Given exercise ->
Below is some material; transcribe all of it exactly.

Items from a dataset:
+---+

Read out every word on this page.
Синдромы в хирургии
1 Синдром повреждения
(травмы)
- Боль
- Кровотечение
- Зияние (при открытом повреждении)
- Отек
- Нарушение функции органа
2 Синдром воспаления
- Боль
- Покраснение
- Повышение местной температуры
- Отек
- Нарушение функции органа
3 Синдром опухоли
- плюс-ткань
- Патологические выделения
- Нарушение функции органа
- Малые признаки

+---+

Written response ->
Read out every word on this page.
Синдромы в хирургии
1 Синдром повреждения
(травмы)
- Боль
- Кровотечение
- Зияние (при открытом повреждении)
- Отек
- Нарушение функции органа
2 Синдром воспаления
- Боль
- Покраснение
- Повышение местной температуры
- Отек
- Нарушение функции органа
3 Синдром опухоли
- плюс-ткань
- Патологические выделения
- Нарушение функции органа
- Малые признаки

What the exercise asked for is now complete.